**TASK STATEMENT**
Gather up every line that includes the string "需重新安装程序".

(Stored items)
.....

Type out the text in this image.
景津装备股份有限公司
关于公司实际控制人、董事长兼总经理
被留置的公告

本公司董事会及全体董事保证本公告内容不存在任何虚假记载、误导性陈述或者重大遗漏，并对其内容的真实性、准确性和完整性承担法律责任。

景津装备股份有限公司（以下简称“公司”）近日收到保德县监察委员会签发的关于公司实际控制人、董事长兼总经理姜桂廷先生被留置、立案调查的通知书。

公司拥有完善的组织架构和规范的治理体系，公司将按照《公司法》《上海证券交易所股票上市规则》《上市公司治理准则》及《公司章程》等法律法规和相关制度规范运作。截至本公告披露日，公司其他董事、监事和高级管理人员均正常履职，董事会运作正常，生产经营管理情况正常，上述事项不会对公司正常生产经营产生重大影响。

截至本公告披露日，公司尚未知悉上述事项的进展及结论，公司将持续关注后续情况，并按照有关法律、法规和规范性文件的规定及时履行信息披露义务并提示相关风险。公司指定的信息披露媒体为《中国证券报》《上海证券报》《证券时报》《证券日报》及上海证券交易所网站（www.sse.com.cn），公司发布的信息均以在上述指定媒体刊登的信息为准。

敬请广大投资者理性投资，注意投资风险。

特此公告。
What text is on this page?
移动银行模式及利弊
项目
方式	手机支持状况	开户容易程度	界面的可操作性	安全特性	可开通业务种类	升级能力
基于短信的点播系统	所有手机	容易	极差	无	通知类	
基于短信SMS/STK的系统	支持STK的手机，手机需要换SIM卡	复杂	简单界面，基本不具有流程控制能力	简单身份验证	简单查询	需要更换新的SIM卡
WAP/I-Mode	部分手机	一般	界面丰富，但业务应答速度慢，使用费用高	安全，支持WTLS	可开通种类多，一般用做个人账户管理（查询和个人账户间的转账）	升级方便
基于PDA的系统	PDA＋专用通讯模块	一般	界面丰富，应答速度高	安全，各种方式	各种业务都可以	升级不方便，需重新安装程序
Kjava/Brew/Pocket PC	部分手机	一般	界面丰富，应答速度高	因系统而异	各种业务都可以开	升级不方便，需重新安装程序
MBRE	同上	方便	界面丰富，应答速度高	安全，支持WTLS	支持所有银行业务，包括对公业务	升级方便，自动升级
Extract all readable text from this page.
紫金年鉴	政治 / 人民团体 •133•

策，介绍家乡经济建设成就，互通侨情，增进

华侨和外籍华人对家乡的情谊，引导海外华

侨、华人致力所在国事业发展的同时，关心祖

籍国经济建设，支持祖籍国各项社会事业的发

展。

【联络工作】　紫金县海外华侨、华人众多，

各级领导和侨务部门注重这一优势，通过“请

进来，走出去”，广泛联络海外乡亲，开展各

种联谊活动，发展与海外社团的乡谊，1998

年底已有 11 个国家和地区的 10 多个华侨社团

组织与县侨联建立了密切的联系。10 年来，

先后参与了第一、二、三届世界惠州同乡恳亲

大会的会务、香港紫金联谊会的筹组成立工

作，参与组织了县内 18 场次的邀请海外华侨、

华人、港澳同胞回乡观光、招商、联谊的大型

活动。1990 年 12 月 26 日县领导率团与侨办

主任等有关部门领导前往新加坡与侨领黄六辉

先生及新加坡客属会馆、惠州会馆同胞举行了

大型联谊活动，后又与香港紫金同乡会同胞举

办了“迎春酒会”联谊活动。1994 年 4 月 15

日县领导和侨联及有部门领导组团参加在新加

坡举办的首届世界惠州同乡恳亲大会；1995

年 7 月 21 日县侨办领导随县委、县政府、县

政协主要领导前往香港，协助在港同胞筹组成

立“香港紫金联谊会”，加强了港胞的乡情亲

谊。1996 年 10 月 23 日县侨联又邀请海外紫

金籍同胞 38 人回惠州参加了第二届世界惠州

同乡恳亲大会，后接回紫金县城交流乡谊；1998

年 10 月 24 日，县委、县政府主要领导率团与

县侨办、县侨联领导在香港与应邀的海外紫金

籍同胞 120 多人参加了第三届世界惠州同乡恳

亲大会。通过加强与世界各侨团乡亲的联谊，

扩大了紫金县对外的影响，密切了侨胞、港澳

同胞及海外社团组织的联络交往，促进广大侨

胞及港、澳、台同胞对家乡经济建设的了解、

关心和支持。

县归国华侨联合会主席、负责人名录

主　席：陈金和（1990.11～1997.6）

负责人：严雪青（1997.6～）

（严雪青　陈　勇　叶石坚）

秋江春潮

.....

**SOLUTION TO THIS TASK**
基于PDA的系统	PDA＋专用通讯模块	一般	界面丰富，应答速度高	安全，各种方式	各种业务都可以	升级不方便，需重新安装程序
Kjava/Brew/Pocket PC	部分手机	一般	界面丰富，应答速度高	因系统而异	各种业务都可以开	升级不方便，需重新安装程序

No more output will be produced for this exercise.